(INPUT ROWS):
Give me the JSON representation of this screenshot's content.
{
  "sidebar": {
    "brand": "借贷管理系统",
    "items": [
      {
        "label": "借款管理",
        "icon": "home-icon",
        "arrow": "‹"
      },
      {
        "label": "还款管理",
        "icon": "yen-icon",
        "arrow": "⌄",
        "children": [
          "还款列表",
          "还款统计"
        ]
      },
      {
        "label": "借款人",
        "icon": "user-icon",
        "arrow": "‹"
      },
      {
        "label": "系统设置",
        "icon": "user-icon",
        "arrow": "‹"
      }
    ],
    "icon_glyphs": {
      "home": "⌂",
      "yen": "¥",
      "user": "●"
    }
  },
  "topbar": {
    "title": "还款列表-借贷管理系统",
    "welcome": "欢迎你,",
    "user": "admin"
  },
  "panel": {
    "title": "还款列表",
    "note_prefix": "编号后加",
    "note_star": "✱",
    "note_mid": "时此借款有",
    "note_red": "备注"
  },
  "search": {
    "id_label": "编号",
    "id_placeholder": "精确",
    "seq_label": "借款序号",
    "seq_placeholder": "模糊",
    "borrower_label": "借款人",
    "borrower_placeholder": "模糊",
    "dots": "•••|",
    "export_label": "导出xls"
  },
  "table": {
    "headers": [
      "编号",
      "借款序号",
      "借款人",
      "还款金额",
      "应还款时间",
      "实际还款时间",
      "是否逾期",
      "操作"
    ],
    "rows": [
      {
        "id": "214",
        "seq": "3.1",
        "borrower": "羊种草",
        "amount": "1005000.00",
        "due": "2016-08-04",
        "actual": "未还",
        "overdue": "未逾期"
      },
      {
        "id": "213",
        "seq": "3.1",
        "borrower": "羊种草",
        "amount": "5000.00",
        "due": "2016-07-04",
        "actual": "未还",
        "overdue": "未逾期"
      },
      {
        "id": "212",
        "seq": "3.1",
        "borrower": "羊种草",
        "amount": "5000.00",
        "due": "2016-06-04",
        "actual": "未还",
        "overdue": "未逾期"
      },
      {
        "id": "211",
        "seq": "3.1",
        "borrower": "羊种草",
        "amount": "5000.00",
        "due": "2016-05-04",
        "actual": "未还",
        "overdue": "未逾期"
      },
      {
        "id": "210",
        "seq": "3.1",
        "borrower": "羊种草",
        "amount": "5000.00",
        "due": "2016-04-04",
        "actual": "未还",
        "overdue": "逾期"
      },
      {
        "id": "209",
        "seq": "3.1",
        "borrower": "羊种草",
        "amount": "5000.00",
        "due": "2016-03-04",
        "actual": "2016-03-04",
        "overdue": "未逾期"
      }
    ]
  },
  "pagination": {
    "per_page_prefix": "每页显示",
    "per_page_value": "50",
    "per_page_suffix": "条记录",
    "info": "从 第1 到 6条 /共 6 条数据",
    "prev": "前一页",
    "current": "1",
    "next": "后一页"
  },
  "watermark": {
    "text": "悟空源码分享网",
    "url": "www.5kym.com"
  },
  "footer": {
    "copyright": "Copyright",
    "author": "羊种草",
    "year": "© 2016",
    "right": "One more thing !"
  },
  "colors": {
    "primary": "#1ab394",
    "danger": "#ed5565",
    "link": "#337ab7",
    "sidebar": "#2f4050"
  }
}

(WHAT THIS TASK INVOLVES): Every entry above should be retyped exactly as shown.

(TASK SOLUTION):
Give me the JSON representation of this screenshot's content.
{
  "sidebar": {
    "brand": "借贷管理系统",
    "items": [
      {
        "label": "借款管理",
        "icon": "home-icon",
        "arrow": "‹"
      },
      {
        "label": "还款管理",
        "icon": "yen-icon",
        "arrow": "⌄",
        "children": [
          "还款列表",
          "还款统计"
        ]
      },
      {
        "label": "借款人",
        "icon": "user-icon",
        "arrow": "‹"
      },
      {
        "label": "系统设置",
        "icon": "user-icon",
        "arrow": "‹"
      }
    ],
    "icon_glyphs": {
      "home": "⌂",
      "yen": "¥",
      "user": "●"
    }
  },
  "topbar": {
    "title": "还款列表-借贷管理系统",
    "welcome": "欢迎你,",
    "user": "admin"
  },
  "panel": {
    "title": "还款列表",
    "note_prefix": "编号后加",
    "note_star": "✱",
    "note_mid": "时此借款有",
    "note_red": "备注"
  },
  "search": {
    "id_label": "编号",
    "id_placeholder": "精确",
    "seq_label": "借款序号",
    "seq_placeholder": "模糊",
    "borrower_label": "借款人",
    "borrower_placeholder": "模糊",
    "dots": "•••|",
    "export_label": "导出xls"
  },
  "table": {
    "headers": [
      "编号",
      "借款序号",
      "借款人",
      "还款金额",
      "应还款时间",
      "实际还款时间",
      "是否逾期",
      "操作"
    ],
    "rows": [
      {
        "id": "214",
        "seq": "3.1",
        "borrower": "羊种草",
        "amount": "1005000.00",
        "due": "2016-08-04",
        "actual": "未还",
        "overdue": "未逾期"
      },
      {
        "id": "213",
        "seq": "3.1",
        "borrower": "羊种草",
        "amount": "5000.00",
        "due": "2016-07-04",
        "actual": "未还",
        "overdue": "未逾期"
      },
      {
        "id": "212",
        "seq": "3.1",
        "borrower": "羊种草",
        "amount": "5000.00",
        "due": "2016-06-04",
        "actual": "未还",
        "overdue": "未逾期"
      },
      {
        "id": "211",
        "seq": "3.1",
        "borrower": "羊种草",
        "amount": "5000.00",
        "due": "2016-05-04",
        "actual": "未还",
        "overdue": "未逾期"
      },
      {
        "id": "210",
        "seq": "3.1",
        "borrower": "羊种草",
        "amount": "5000.00",
        "due": "2016-04-04",
        "actual": "未还",
        "overdue": "逾期"
      },
      {
        "id": "209",
        "seq": "3.1",
        "borrower": "羊种草",
        "amount": "5000.00",
        "due": "2016-03-04",
        "actual": "2016-03-04",
        "overdue": "未逾期"
      }
    ]
  },
  "pagination": {
    "per_page_prefix": "每页显示",
    "per_page_value": "50",
    "per_page_suffix": "条记录",
    "info": "从 第1 到 6条 /共 6 条数据",
    "prev": "前一页",
    "current": "1",
    "next": "后一页"
  },
  "watermark": {
    "text": "悟空源码分享网",
    "url": "www.5kym.com"
  },
  "footer": {
    "copyright": "Copyright",
    "author": "羊种草",
    "year": "© 2016",
    "right": "One more thing !"
  },
  "colors": {
    "primary": "#1ab394",
    "danger": "#ed5565",
    "link": "#337ab7",
    "sidebar": "#2f4050"
  }
}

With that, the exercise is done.